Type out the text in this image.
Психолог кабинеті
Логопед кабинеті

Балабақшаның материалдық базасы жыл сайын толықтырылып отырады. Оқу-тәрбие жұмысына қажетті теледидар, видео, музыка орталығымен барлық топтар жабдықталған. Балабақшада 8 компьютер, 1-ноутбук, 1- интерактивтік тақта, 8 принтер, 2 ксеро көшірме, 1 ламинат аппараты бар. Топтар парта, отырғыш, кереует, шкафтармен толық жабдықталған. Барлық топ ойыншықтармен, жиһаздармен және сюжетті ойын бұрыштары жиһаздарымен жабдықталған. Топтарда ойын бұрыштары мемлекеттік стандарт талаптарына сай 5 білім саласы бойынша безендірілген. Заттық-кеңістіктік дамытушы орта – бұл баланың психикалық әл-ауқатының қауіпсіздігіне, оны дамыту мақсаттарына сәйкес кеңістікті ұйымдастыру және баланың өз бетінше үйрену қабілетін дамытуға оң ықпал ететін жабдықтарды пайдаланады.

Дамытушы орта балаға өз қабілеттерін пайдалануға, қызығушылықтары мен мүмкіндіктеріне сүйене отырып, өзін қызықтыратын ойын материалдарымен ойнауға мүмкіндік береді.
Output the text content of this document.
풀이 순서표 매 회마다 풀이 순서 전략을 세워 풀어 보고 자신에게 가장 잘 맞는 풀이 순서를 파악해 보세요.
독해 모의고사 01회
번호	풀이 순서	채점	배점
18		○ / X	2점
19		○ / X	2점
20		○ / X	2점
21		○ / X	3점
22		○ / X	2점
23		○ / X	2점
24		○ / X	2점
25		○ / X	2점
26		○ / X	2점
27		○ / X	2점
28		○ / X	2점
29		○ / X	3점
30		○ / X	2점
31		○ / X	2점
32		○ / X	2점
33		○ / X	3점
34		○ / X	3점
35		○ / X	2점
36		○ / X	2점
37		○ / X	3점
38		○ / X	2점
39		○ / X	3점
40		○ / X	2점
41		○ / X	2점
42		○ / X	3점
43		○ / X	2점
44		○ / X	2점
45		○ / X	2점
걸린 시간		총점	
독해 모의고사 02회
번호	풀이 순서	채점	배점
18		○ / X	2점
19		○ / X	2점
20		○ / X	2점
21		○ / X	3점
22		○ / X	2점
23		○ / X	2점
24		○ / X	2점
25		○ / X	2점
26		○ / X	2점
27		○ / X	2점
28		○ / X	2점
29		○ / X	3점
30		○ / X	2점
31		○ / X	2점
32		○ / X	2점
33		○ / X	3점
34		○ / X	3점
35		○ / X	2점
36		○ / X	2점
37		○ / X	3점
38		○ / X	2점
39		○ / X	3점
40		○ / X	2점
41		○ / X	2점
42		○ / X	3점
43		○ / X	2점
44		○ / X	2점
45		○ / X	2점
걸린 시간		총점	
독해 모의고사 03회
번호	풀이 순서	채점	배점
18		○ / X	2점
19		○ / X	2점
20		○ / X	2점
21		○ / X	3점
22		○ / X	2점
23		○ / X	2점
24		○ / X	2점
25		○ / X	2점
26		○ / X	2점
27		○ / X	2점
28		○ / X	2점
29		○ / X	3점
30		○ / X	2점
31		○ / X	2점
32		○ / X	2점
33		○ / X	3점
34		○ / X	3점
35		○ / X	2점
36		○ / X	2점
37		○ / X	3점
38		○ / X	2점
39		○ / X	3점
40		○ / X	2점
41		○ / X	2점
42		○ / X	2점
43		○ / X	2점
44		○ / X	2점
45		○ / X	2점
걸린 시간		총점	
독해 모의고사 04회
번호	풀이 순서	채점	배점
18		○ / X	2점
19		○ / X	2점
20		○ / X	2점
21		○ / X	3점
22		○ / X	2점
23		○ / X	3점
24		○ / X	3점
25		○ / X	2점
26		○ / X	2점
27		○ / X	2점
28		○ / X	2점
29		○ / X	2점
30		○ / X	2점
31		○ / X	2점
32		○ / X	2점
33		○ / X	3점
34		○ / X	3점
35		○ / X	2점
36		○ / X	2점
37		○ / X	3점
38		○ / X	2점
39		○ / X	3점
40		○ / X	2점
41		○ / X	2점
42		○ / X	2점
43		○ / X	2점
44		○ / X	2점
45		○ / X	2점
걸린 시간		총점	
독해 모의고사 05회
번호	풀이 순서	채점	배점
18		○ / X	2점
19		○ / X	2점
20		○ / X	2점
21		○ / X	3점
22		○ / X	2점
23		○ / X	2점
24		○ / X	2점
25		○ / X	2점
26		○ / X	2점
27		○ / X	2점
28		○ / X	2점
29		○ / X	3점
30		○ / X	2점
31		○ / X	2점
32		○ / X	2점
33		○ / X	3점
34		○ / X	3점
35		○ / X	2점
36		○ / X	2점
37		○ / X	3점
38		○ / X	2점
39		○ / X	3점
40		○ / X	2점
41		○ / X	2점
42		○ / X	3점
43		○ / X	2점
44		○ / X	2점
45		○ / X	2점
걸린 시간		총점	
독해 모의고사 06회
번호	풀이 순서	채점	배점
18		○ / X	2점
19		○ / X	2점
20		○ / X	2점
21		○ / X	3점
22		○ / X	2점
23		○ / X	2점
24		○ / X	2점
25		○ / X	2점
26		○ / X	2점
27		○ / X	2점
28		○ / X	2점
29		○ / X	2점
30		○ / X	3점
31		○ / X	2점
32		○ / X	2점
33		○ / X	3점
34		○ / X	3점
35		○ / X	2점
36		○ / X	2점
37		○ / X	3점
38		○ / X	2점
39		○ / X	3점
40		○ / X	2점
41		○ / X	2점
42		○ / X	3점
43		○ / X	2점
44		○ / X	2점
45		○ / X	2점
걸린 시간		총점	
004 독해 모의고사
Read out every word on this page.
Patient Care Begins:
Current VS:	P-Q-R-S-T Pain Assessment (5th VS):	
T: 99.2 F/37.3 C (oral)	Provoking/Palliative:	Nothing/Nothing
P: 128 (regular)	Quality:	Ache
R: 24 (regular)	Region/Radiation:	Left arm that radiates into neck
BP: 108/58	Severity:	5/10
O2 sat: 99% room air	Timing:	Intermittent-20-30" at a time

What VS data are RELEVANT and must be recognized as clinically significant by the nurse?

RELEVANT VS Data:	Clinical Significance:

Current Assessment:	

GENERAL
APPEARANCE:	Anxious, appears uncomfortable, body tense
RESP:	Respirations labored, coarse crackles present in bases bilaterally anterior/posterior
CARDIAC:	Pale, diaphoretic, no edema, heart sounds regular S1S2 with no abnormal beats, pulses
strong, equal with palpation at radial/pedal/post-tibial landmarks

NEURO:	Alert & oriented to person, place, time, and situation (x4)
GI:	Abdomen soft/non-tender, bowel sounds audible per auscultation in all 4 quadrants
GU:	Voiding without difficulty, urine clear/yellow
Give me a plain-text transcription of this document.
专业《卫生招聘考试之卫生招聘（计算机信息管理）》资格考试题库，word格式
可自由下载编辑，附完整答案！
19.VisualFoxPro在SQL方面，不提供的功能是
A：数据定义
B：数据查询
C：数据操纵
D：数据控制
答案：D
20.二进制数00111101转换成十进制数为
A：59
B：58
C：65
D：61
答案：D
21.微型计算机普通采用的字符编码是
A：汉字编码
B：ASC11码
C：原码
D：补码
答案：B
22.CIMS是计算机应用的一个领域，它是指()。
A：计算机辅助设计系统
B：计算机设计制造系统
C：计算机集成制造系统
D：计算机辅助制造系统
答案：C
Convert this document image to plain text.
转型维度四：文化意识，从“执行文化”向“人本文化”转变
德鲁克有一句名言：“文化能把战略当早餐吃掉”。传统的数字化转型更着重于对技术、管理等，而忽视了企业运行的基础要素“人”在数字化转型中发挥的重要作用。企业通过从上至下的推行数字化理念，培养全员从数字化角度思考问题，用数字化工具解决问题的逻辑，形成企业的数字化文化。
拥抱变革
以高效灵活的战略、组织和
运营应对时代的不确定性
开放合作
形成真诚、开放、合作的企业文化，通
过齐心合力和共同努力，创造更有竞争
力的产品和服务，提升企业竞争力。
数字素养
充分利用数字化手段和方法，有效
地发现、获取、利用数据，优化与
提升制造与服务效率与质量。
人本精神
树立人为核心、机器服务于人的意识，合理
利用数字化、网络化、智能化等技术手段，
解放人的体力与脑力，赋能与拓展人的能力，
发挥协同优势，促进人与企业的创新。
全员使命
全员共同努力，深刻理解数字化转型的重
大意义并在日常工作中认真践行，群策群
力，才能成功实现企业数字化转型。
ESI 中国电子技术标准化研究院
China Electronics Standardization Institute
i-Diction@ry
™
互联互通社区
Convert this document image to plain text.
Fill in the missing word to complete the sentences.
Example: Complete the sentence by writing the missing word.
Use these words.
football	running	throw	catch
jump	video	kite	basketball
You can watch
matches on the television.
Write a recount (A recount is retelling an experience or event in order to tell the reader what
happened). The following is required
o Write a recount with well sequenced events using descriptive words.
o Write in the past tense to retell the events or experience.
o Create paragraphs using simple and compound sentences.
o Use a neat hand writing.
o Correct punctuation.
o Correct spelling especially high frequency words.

◆ ◆ ◆ ◆ ◆

Of all the lines in the entries, how many contain the word "missing"? Give only the number.

2